## [What to do]
Copy each line that contains the string "JSON".
┄┄┄┄┄┄
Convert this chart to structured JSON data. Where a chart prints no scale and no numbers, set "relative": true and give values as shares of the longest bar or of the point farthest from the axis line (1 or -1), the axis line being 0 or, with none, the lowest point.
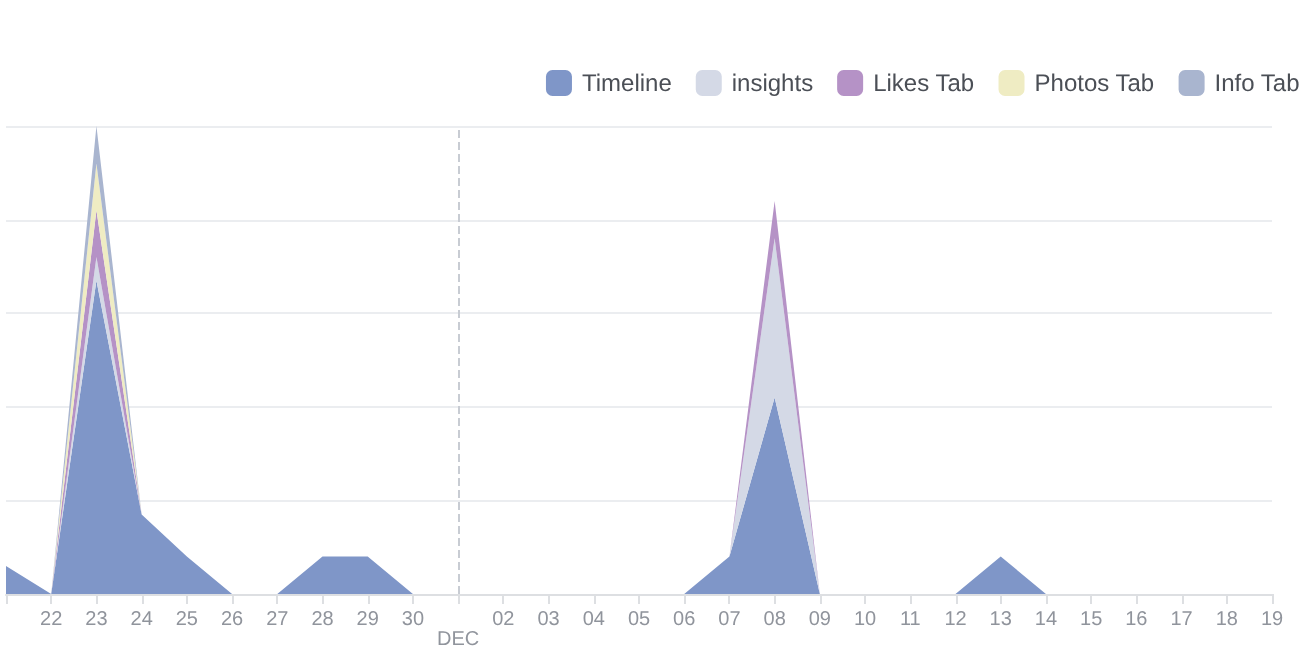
{
  "chart_data": {
    "type": "area",
    "stacked": true,
    "relative": true,
    "grid": "y",
    "legend": "top right",
    "categories": [
      null,
      "22",
      "23",
      "24",
      "25",
      "26",
      "27",
      "28",
      "29",
      "30",
      "DEC",
      "02",
      "03",
      "04",
      "05",
      "06",
      "07",
      "08",
      "09",
      "10",
      "11",
      "12",
      "13",
      "14",
      "15",
      "16",
      "17",
      "18",
      "19"
    ],
    "series": [
      {
        "name": "Timeline",
        "color": "#7f96c8",
        "values": [
          0.06,
          0,
          0.67,
          0.17,
          0.08,
          0,
          0,
          0.08,
          0.08,
          0,
          0,
          0,
          0,
          0,
          0,
          0,
          0.08,
          0.42,
          0,
          0,
          0,
          0,
          0.08,
          0,
          0,
          0,
          0,
          0,
          0
        ]
      },
      {
        "name": "insights",
        "color": "#d4d9e6",
        "values": [
          0,
          0,
          0.05,
          0,
          0,
          0,
          0,
          0,
          0,
          0,
          0,
          0,
          0,
          0,
          0,
          0,
          0,
          0.34,
          0,
          0,
          0,
          0,
          0,
          0,
          0,
          0,
          0,
          0,
          0
        ]
      },
      {
        "name": "Likes Tab",
        "color": "#b592c6",
        "values": [
          0,
          0,
          0.1,
          0,
          0,
          0,
          0,
          0,
          0,
          0,
          0,
          0,
          0,
          0,
          0,
          0,
          0,
          0.08,
          0,
          0,
          0,
          0,
          0,
          0,
          0,
          0,
          0,
          0,
          0
        ]
      },
      {
        "name": "Photos Tab",
        "color": "#efecc3",
        "values": [
          0,
          0,
          0.1,
          0,
          0,
          0,
          0,
          0,
          0,
          0,
          0,
          0,
          0,
          0,
          0,
          0,
          0,
          0,
          0,
          0,
          0,
          0,
          0,
          0,
          0,
          0,
          0,
          0,
          0
        ]
      },
      {
        "name": "Info Tab",
        "color": "#a9b5cf",
        "values": [
          0,
          0,
          0.08,
          0,
          0,
          0,
          0,
          0,
          0,
          0,
          0,
          0,
          0,
          0,
          0,
          0,
          0,
          0,
          0,
          0,
          0,
          0,
          0,
          0,
          0,
          0,
          0,
          0,
          0
        ]
      }
    ],
    "ref_lines": [
      {
        "axis": "x",
        "value": "DEC",
        "line_style": "dashed",
        "color": "#c8ccd3"
      }
    ]
  }
}
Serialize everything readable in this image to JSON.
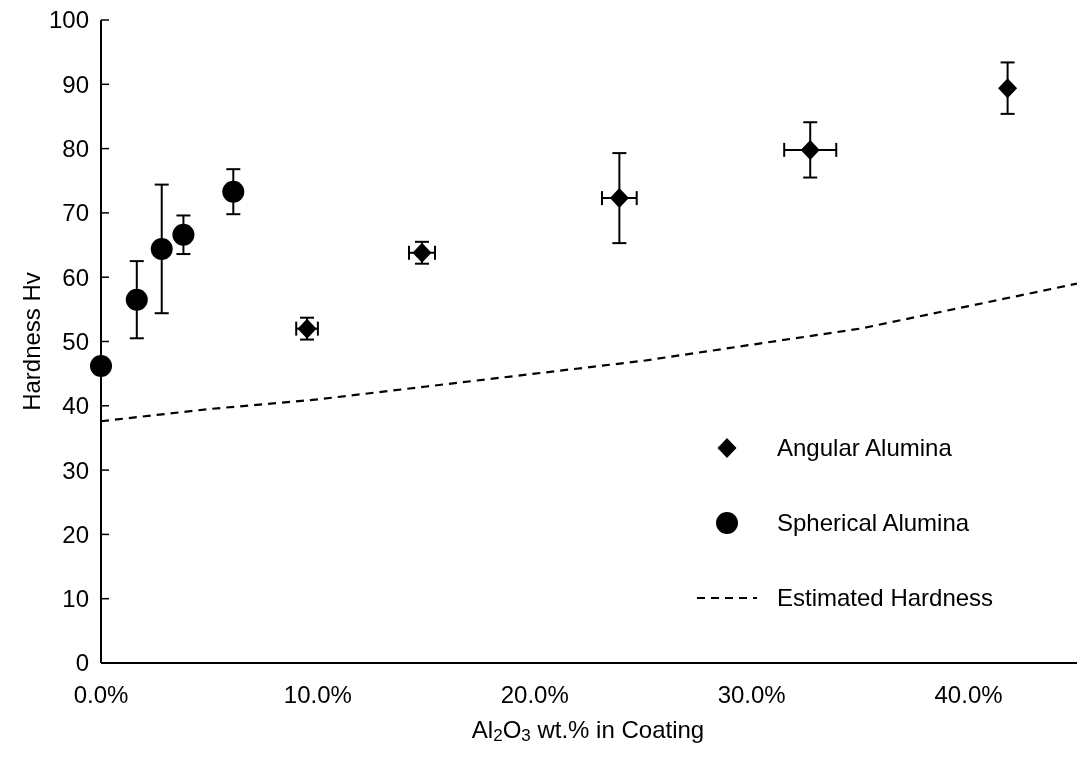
{
  "chart_data": {
    "type": "scatter",
    "xlabel": "Al$_{2}$O$_{3}$ wt.% in Coating",
    "ylabel": "Hardness Hv",
    "xlim": [
      0,
      45
    ],
    "xticks": [
      {
        "value": 0,
        "label": "0.0%"
      },
      {
        "value": 10,
        "label": "10.0%"
      },
      {
        "value": 20,
        "label": "20.0%"
      },
      {
        "value": 30,
        "label": "30.0%"
      },
      {
        "value": 40,
        "label": "40.0%"
      }
    ],
    "ylim": [
      0,
      100
    ],
    "yticks": [
      0,
      10,
      20,
      30,
      40,
      50,
      60,
      70,
      80,
      90,
      100
    ],
    "grid": false,
    "legend": "bottom right",
    "series": [
      {
        "name": "Angular Alumina",
        "color": "#000000",
        "marker": "diamond",
        "x": [
          9.5,
          14.8,
          23.9,
          32.7,
          41.8
        ],
        "values": [
          52,
          63.8,
          72.3,
          79.8,
          89.4
        ],
        "errors": [
          1.7,
          1.7,
          7,
          4.3,
          4
        ],
        "xerrors": [
          0.5,
          0.6,
          0.8,
          1.2,
          null
        ]
      },
      {
        "name": "Spherical Alumina",
        "color": "#000000",
        "marker": "circle",
        "x": [
          0,
          1.65,
          2.8,
          3.8,
          6.1
        ],
        "values": [
          46.2,
          56.5,
          64.4,
          66.6,
          73.3
        ],
        "errors": [
          null,
          6,
          10,
          3,
          3.5
        ]
      },
      {
        "name": "Estimated Hardness",
        "type": "line",
        "color": "#000000",
        "line_style": "dashed",
        "marker": "none",
        "x": [
          0,
          5,
          10,
          15,
          20,
          25,
          30,
          35,
          40,
          45
        ],
        "values": [
          37.6,
          39.5,
          41,
          43,
          45,
          47,
          49.5,
          52,
          55.5,
          59
        ]
      }
    ]
  }
}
┄┄┄┄┄┄
## [Solution to the problem]
Convert this chart to structured JSON data. Where a chart prints no scale and no numbers, set "relative": true and give values as shares of the longest bar or of the point farthest from the axis line (1 or -1), the axis line being 0 or, with none, the lowest point.
Serialize everything readable in this image to JSON.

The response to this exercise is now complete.